Quote all entries in full, exactly.

DATA PROVIDED ->
--------------------------------

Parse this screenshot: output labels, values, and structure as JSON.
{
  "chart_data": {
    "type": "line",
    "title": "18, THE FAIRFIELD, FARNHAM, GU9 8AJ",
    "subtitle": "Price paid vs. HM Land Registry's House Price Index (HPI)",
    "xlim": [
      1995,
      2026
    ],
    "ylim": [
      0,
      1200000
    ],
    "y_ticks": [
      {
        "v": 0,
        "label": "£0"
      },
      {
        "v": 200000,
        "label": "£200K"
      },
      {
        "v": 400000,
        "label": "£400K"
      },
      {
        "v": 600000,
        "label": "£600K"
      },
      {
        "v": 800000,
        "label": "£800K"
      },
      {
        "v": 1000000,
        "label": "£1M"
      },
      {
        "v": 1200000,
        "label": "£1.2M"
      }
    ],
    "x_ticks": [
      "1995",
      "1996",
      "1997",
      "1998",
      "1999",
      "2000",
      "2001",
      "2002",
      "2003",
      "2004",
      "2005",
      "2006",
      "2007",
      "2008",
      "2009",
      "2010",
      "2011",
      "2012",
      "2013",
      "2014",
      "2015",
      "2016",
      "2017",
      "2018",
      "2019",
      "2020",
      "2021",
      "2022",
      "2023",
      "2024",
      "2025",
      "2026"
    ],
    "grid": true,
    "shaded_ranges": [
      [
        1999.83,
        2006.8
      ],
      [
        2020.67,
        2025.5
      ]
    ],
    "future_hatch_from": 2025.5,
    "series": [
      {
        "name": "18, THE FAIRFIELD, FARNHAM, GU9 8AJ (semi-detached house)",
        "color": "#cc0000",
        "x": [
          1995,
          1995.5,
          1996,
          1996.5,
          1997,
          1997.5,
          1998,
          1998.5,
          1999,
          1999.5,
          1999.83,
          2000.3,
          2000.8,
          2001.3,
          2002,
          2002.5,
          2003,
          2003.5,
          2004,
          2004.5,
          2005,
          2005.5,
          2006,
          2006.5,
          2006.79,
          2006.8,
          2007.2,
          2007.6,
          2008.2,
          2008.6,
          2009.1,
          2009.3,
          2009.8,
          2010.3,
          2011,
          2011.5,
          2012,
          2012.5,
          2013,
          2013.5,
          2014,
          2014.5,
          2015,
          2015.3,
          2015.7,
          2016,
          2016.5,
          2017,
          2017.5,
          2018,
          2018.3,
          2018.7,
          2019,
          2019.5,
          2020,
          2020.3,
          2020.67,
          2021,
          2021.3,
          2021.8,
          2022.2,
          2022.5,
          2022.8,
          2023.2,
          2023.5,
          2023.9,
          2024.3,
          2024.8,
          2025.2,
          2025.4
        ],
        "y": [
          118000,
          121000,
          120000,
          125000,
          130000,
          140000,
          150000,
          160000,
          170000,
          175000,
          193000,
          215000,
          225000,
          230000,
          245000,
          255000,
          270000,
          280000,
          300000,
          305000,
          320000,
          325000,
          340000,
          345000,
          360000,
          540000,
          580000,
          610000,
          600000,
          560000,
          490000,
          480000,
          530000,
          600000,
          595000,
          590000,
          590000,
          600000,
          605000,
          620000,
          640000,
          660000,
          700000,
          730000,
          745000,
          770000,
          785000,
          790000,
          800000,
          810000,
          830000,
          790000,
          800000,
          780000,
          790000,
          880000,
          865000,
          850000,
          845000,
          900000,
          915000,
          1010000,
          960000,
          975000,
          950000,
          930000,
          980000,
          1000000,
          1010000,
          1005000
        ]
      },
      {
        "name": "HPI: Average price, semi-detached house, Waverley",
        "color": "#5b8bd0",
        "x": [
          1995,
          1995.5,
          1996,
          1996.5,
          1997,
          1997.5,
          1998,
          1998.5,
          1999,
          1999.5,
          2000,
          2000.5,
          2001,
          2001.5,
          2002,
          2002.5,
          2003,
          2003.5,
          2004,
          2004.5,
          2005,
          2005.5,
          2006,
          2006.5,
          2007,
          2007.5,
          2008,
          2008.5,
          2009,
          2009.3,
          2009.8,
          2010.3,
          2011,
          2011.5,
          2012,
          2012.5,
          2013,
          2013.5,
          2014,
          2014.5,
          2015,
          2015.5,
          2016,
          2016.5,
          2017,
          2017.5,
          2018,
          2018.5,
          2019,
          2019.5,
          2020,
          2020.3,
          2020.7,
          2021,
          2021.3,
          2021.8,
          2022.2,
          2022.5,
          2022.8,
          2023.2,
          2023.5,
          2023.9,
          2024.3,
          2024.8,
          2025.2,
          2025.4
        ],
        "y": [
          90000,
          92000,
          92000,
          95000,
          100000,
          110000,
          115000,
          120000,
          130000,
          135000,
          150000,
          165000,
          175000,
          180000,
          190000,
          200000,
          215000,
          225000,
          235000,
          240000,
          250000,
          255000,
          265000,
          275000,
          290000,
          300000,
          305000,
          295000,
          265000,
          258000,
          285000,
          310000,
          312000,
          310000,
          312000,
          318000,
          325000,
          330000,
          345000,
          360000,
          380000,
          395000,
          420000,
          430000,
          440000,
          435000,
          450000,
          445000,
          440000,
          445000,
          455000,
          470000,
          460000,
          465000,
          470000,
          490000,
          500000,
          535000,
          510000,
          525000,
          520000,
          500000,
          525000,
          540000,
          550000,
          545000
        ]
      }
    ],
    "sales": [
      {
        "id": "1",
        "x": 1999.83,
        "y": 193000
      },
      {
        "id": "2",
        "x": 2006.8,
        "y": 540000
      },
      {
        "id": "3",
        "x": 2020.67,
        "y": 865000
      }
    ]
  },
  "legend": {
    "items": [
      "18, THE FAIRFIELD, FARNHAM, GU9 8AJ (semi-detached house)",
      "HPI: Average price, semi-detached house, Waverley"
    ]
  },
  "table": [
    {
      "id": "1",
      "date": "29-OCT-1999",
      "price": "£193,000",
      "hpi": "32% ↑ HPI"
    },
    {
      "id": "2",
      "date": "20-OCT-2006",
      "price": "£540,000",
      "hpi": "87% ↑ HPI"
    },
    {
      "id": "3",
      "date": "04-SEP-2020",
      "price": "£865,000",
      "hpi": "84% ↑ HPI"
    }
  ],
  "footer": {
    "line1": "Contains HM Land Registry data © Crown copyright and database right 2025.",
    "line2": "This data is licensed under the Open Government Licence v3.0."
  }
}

--------------------------------

OUTPUT FOR THIS TASK ->
Parse this screenshot: output labels, values, and structure as JSON.
{
  "chart_data": {
    "type": "line",
    "title": "18, THE FAIRFIELD, FARNHAM, GU9 8AJ",
    "subtitle": "Price paid vs. HM Land Registry's House Price Index (HPI)",
    "xlim": [
      1995,
      2026
    ],
    "ylim": [
      0,
      1200000
    ],
    "y_ticks": [
      {
        "v": 0,
        "label": "£0"
      },
      {
        "v": 200000,
        "label": "£200K"
      },
      {
        "v": 400000,
        "label": "£400K"
      },
      {
        "v": 600000,
        "label": "£600K"
      },
      {
        "v": 800000,
        "label": "£800K"
      },
      {
        "v": 1000000,
        "label": "£1M"
      },
      {
        "v": 1200000,
        "label": "£1.2M"
      }
    ],
    "x_ticks": [
      "1995",
      "1996",
      "1997",
      "1998",
      "1999",
      "2000",
      "2001",
      "2002",
      "2003",
      "2004",
      "2005",
      "2006",
      "2007",
      "2008",
      "2009",
      "2010",
      "2011",
      "2012",
      "2013",
      "2014",
      "2015",
      "2016",
      "2017",
      "2018",
      "2019",
      "2020",
      "2021",
      "2022",
      "2023",
      "2024",
      "2025",
      "2026"
    ],
    "grid": true,
    "shaded_ranges": [
      [
        1999.83,
        2006.8
      ],
      [
        2020.67,
        2025.5
      ]
    ],
    "future_hatch_from": 2025.5,
    "series": [
      {
        "name": "18, THE FAIRFIELD, FARNHAM, GU9 8AJ (semi-detached house)",
        "color": "#cc0000",
        "x": [
          1995,
          1995.5,
          1996,
          1996.5,
          1997,
          1997.5,
          1998,
          1998.5,
          1999,
          1999.5,
          1999.83,
          2000.3,
          2000.8,
          2001.3,
          2002,
          2002.5,
          2003,
          2003.5,
          2004,
          2004.5,
          2005,
          2005.5,
          2006,
          2006.5,
          2006.79,
          2006.8,
          2007.2,
          2007.6,
          2008.2,
          2008.6,
          2009.1,
          2009.3,
          2009.8,
          2010.3,
          2011,
          2011.5,
          2012,
          2012.5,
          2013,
          2013.5,
          2014,
          2014.5,
          2015,
          2015.3,
          2015.7,
          2016,
          2016.5,
          2017,
          2017.5,
          2018,
          2018.3,
          2018.7,
          2019,
          2019.5,
          2020,
          2020.3,
          2020.67,
          2021,
          2021.3,
          2021.8,
          2022.2,
          2022.5,
          2022.8,
          2023.2,
          2023.5,
          2023.9,
          2024.3,
          2024.8,
          2025.2,
          2025.4
        ],
        "y": [
          118000,
          121000,
          120000,
          125000,
          130000,
          140000,
          150000,
          160000,
          170000,
          175000,
          193000,
          215000,
          225000,
          230000,
          245000,
          255000,
          270000,
          280000,
          300000,
          305000,
          320000,
          325000,
          340000,
          345000,
          360000,
          540000,
          580000,
          610000,
          600000,
          560000,
          490000,
          480000,
          530000,
          600000,
          595000,
          590000,
          590000,
          600000,
          605000,
          620000,
          640000,
          660000,
          700000,
          730000,
          745000,
          770000,
          785000,
          790000,
          800000,
          810000,
          830000,
          790000,
          800000,
          780000,
          790000,
          880000,
          865000,
          850000,
          845000,
          900000,
          915000,
          1010000,
          960000,
          975000,
          950000,
          930000,
          980000,
          1000000,
          1010000,
          1005000
        ]
      },
      {
        "name": "HPI: Average price, semi-detached house, Waverley",
        "color": "#5b8bd0",
        "x": [
          1995,
          1995.5,
          1996,
          1996.5,
          1997,
          1997.5,
          1998,
          1998.5,
          1999,
          1999.5,
          2000,
          2000.5,
          2001,
          2001.5,
          2002,
          2002.5,
          2003,
          2003.5,
          2004,
          2004.5,
          2005,
          2005.5,
          2006,
          2006.5,
          2007,
          2007.5,
          2008,
          2008.5,
          2009,
          2009.3,
          2009.8,
          2010.3,
          2011,
          2011.5,
          2012,
          2012.5,
          2013,
          2013.5,
          2014,
          2014.5,
          2015,
          2015.5,
          2016,
          2016.5,
          2017,
          2017.5,
          2018,
          2018.5,
          2019,
          2019.5,
          2020,
          2020.3,
          2020.7,
          2021,
          2021.3,
          2021.8,
          2022.2,
          2022.5,
          2022.8,
          2023.2,
          2023.5,
          2023.9,
          2024.3,
          2024.8,
          2025.2,
          2025.4
        ],
        "y": [
          90000,
          92000,
          92000,
          95000,
          100000,
          110000,
          115000,
          120000,
          130000,
          135000,
          150000,
          165000,
          175000,
          180000,
          190000,
          200000,
          215000,
          225000,
          235000,
          240000,
          250000,
          255000,
          265000,
          275000,
          290000,
          300000,
          305000,
          295000,
          265000,
          258000,
          285000,
          310000,
          312000,
          310000,
          312000,
          318000,
          325000,
          330000,
          345000,
          360000,
          380000,
          395000,
          420000,
          430000,
          440000,
          435000,
          450000,
          445000,
          440000,
          445000,
          455000,
          470000,
          460000,
          465000,
          470000,
          490000,
          500000,
          535000,
          510000,
          525000,
          520000,
          500000,
          525000,
          540000,
          550000,
          545000
        ]
      }
    ],
    "sales": [
      {
        "id": "1",
        "x": 1999.83,
        "y": 193000
      },
      {
        "id": "2",
        "x": 2006.8,
        "y": 540000
      },
      {
        "id": "3",
        "x": 2020.67,
        "y": 865000
      }
    ]
  },
  "legend": {
    "items": [
      "18, THE FAIRFIELD, FARNHAM, GU9 8AJ (semi-detached house)",
      "HPI: Average price, semi-detached house, Waverley"
    ]
  },
  "table": [
    {
      "id": "1",
      "date": "29-OCT-1999",
      "price": "£193,000",
      "hpi": "32% ↑ HPI"
    },
    {
      "id": "2",
      "date": "20-OCT-2006",
      "price": "£540,000",
      "hpi": "87% ↑ HPI"
    },
    {
      "id": "3",
      "date": "04-SEP-2020",
      "price": "£865,000",
      "hpi": "84% ↑ HPI"
    }
  ],
  "footer": {
    "line1": "Contains HM Land Registry data © Crown copyright and database right 2025.",
    "line2": "This data is licensed under the Open Government Licence v3.0."
  }
}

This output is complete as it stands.